Figure dataset records:
╔══
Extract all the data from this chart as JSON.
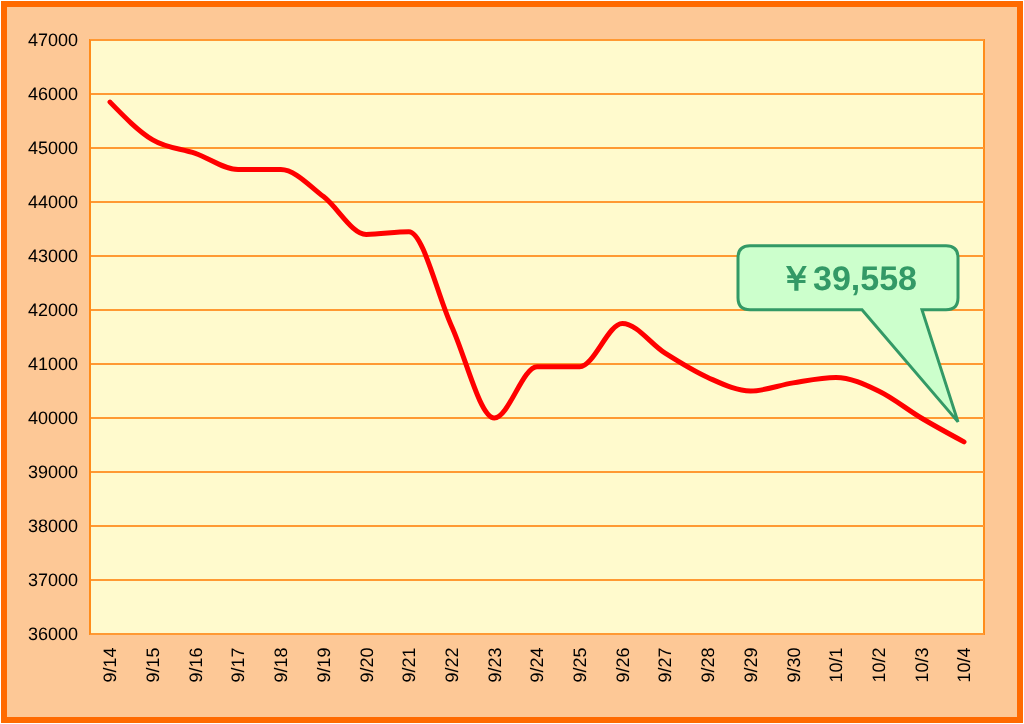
{
  "chart_data": {
    "type": "line",
    "categories": [
      "9/14",
      "9/15",
      "9/16",
      "9/17",
      "9/18",
      "9/19",
      "9/20",
      "9/21",
      "9/22",
      "9/23",
      "9/24",
      "9/25",
      "9/26",
      "9/27",
      "9/28",
      "9/29",
      "9/30",
      "10/1",
      "10/2",
      "10/3",
      "10/4"
    ],
    "series": [
      {
        "color": "#ff0000",
        "values": [
          45850,
          45150,
          44900,
          44600,
          44600,
          44100,
          43400,
          43450,
          41700,
          40000,
          40950,
          40950,
          41750,
          41200,
          40750,
          40500,
          40650,
          40750,
          40500,
          40000,
          39558
        ]
      }
    ],
    "ylim": [
      36000,
      47000
    ],
    "yticks": [
      36000,
      37000,
      38000,
      39000,
      40000,
      41000,
      42000,
      43000,
      44000,
      45000,
      46000,
      47000
    ],
    "grid": "y",
    "marker": "none",
    "line_style": "solid",
    "annotations": [
      "￥39,558"
    ]
  }
}
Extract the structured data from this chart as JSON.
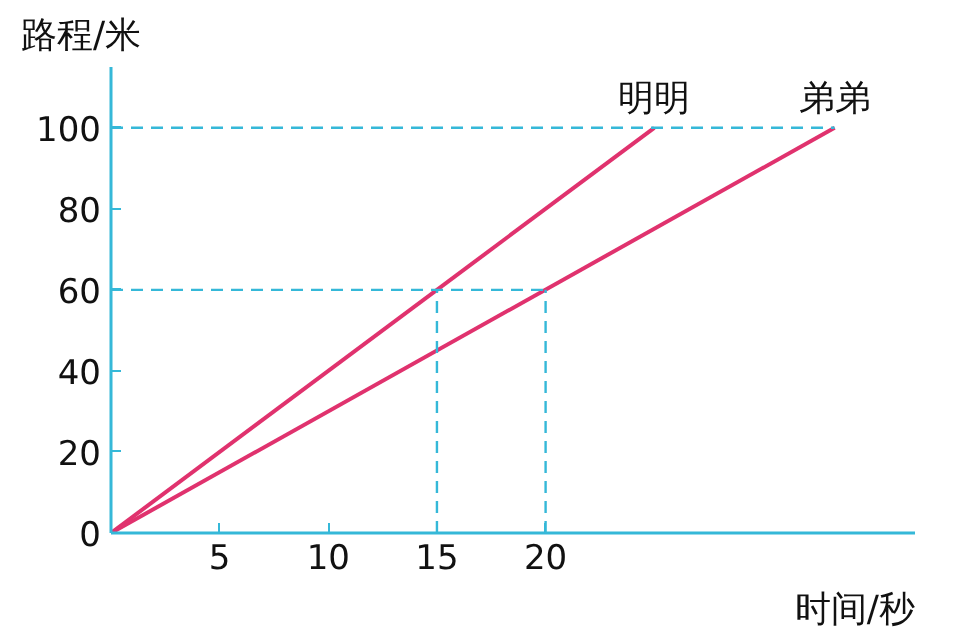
{
  "chart_data": {
    "type": "line",
    "xlabel": "时间/秒",
    "ylabel": "路程/米",
    "xlim": [
      0,
      37
    ],
    "ylim": [
      0,
      115
    ],
    "xticks": [
      5,
      10,
      15,
      20
    ],
    "yticks": [
      0,
      20,
      40,
      60,
      80,
      100
    ],
    "grid": false,
    "marker": "none",
    "series": [
      {
        "name": "明明",
        "color": "#e0326e",
        "x": [
          0,
          25
        ],
        "values": [
          0,
          100
        ],
        "line_style": "solid"
      },
      {
        "name": "弟弟",
        "color": "#e0326e",
        "x": [
          0,
          33.3
        ],
        "values": [
          0,
          100
        ],
        "line_style": "solid"
      },
      {
        "color": "#35b8d8",
        "x": [
          0,
          33.3
        ],
        "values": [
          100,
          100
        ],
        "line_style": "dashed"
      },
      {
        "color": "#35b8d8",
        "x": [
          0,
          20
        ],
        "values": [
          60,
          60
        ],
        "line_style": "dashed"
      },
      {
        "color": "#35b8d8",
        "x": [
          15,
          15
        ],
        "values": [
          0,
          60
        ],
        "line_style": "dashed"
      },
      {
        "color": "#35b8d8",
        "x": [
          20,
          20
        ],
        "values": [
          0,
          60
        ],
        "line_style": "dashed"
      }
    ]
  }
}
╚══
__What the task asks__
Work out how many lines of the data above hold the word "this", and write only the count.

__Complete response__
2